PAGE EXTRACT:
"""

WASHINGTON Two U.S. judicial panels on Tuesday injected new uncertainty into the future of President Barack Obama's healthcare law, with conflicting rulings over whether the federal government can subsidize health insurance for millions of Americans.
The appeals court rulings, handed down by three-judge panels in Washington, D.C., and Richmond, Virginia, augured a possible rematch before the U.S. Supreme Court, which in June 2012 narrowly upheld the Democratic president's 2010 healthcare overhaul.
The twin rulings fell in line with partisan disagreements over healthcare reform, with two judges appointed by Republican presidents deciding against the administration in the District of Columbia and three judges appointed by Democrats ruling in favor in Virginia.
The rulings also reignited the debate over Obamacare on Capitol Hill and on the campaign trail to November congressional elections. Republican opponents of the law welcomed the D.C. decision as a further step toward dismantling Obama's signature domestic policy.
The cases deal with the government's ability to offer premium tax credits to people who purchase private coverage through the federal insurance marketplace that serves the majority of the 8 million consumers who signed up for 2014.
The U.S. Court of Appeals for the District of Columbia Circuit ruled in a 2-1 decision that the language in the Affordable Care Act dealing with subsidies shows they should only be provided to consumers who purchase benefits on exchanges run by individual states.
Most states including Florida and Texas, which have some of the largest uninsured populations, opted to leave the task of operating a marketplace to the federal government.
But plaintiffs in the D.C. Circuit case, known as Halbig v. Burwell, claimed that Congress did not intend to provide subsidies through federally operated marketplaces. The plaintiffs were identified as a group of individuals and employers from states that did not establish their own marketplaces.

"""

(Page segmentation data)

"""

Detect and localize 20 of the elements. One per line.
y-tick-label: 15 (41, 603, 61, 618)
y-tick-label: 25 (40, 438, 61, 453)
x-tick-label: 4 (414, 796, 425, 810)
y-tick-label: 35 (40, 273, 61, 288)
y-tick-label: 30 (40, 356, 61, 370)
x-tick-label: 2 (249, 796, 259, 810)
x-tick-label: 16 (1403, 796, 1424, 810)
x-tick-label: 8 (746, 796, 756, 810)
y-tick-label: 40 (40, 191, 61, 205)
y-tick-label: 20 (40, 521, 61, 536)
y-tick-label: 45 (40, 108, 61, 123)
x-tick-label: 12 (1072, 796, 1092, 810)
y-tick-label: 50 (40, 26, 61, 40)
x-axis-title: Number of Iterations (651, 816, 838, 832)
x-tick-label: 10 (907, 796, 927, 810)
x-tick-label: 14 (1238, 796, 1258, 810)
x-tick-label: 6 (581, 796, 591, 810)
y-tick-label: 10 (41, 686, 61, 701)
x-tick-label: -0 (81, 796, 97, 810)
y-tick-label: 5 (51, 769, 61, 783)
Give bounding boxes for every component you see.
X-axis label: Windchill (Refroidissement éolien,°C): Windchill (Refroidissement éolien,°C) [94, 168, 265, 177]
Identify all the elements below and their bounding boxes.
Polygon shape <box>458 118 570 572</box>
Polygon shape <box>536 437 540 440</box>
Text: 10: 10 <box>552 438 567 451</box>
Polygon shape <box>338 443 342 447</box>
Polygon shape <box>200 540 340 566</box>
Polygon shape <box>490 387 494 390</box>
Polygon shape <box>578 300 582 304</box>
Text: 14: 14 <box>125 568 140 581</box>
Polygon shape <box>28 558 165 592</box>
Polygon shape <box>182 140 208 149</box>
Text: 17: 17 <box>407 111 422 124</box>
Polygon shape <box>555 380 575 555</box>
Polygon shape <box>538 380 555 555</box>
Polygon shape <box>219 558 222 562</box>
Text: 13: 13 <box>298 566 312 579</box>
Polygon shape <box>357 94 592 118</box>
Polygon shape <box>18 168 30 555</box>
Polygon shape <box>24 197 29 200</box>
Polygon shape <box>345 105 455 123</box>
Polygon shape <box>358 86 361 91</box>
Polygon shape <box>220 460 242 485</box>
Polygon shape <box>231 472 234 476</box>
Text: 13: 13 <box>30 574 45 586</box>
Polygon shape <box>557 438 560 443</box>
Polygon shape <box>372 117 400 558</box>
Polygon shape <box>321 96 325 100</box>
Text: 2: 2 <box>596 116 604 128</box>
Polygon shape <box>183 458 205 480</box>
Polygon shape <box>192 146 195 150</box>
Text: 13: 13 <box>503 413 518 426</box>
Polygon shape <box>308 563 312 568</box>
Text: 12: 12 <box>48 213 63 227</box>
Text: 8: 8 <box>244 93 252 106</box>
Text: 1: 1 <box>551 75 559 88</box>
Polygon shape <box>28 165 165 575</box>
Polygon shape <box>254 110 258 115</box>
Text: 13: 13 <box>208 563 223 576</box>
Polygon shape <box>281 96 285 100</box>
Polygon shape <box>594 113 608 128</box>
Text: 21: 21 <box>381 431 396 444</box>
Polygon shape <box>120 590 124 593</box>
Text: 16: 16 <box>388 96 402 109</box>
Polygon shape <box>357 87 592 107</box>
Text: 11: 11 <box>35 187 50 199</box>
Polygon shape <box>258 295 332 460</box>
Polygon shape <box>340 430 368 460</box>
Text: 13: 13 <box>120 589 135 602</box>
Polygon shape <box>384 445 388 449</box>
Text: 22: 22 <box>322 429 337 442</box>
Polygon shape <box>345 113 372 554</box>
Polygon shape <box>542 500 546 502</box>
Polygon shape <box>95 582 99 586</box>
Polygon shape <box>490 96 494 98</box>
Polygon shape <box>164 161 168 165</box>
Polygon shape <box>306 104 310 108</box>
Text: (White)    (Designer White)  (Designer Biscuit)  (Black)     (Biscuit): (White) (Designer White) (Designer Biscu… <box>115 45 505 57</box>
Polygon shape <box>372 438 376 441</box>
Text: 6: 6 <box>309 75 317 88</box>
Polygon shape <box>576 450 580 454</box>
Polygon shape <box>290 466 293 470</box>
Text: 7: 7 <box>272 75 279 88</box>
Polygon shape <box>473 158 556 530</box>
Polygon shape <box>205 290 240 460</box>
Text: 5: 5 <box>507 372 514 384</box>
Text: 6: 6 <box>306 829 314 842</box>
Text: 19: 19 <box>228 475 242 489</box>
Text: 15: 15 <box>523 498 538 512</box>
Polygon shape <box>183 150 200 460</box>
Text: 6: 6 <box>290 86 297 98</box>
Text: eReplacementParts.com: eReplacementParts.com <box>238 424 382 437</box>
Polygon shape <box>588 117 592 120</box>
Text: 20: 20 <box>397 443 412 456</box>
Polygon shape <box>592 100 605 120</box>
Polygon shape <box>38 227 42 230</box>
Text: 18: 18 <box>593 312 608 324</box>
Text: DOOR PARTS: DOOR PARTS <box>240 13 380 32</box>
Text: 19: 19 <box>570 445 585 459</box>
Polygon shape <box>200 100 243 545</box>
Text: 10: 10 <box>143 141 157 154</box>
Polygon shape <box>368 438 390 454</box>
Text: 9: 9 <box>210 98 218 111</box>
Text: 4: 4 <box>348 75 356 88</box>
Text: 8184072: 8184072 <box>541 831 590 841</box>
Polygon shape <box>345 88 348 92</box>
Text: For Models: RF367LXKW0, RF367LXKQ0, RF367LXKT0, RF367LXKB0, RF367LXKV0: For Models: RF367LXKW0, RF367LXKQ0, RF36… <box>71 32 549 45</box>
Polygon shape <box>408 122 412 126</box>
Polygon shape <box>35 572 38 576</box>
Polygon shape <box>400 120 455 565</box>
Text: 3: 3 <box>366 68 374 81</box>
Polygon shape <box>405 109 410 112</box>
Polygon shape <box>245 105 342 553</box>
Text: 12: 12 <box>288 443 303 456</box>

"""

TASK INSTRUCTIONS:
1. Answer these questions from the article on the healthcare rulings:
(a) In which two cities did the three-judge panels hand down their rulings?
(b) How many consumers signed up for 2014?
(c) By what name is the D.C. Circuit case known?
2. Reproduce the passage of the article on the healthcare rulings starting at "The appeals court" and ending at "favor in Virginia.".
3. Proceed with the article on the healthcare rulings, writing on from its last sentence.

TASK-BY-TASK OUTPUTS:
1.
(a) Washington, D.C., and Richmond, Virginia
(b) 8 million
(c) Halbig v. Burwell

2.
The appeals court rulings, handed down by three-judge panels in Washington, D.C., and Richmond, Virginia, augured a possible rematch before the U.S. Supreme Court, which in June 2012 narrowly upheld the Democratic president's 2010 healthcare overhaul.
The twin rulings fell in line with partisan disagreements over healthcare reform, with two judges appointed by Republican presidents deciding against the administration in the District of Columbia and three judges appointed by Democrats ruling in favor in Virginia.

3.
NO IMMEDIATE IMPACT
The D.C. Circuit judges suspended their ruling pending an appeal by the administration. Administration officials said they would appeal to the full circuit court, a process that could take up to six months, and stressed the ruling would have no impact on consumers receiving monthly subsidies now.
Hours later, a three-judge panel of the 4th U.S. Circuit Court of Appeals in Virginia ruled unanimously to uphold the same provision in the case of King v. Burwell, saying the wording of the law was too ambiguous to restrict the availability of federal funds.
The appearance of a split between separate circuit courts over the question of Obamacare subsidies could increase the chance of Supreme Court intervention. But legal experts and some Republicans on Capitol Hill said the full D.C. Circuit court, dominated by appointees of Democratic presidents, was likely to overturn its panel's ruling or at least revisit it.
The Supreme Court upheld the Obamacare law on constitutional grounds in 2012 but allowed states to opt out of a major provision involving Medicaid coverage. Last month, the high court's conservative majority ruled again on the law, saying closely held for-profit corporations could object to Obamacare's contraception provision on religious grounds.
“Today’s ruling is also further proof that President Obama’s healthcare law is completely unworkable. It cannot be fixed," House Speaker John Boehner said in a statement.
Obamacare advocates welcomed the Virginia ruling, which House Democratic leader Nancy Pelosi said "affirms the intent of the Affordable Care Act: to make quality, affordable health insurance available to every American in every state."
Outside the political sphere, stock market reaction to the rulings was muted for health insurers like WellPoint Inc and Aetna Inc, which sell plans on many Obamacare exchanges. Industry officials predicted that a final decision would take "months or longer" to sort out, with no immediate impact expected on their business.
"In the meantime, health plans remain focused on ensuring stability, affordability and accessibility for consumers," said Brendan Buck, spokesman for America's Health Insurance Plans, a main lobbying and trade group.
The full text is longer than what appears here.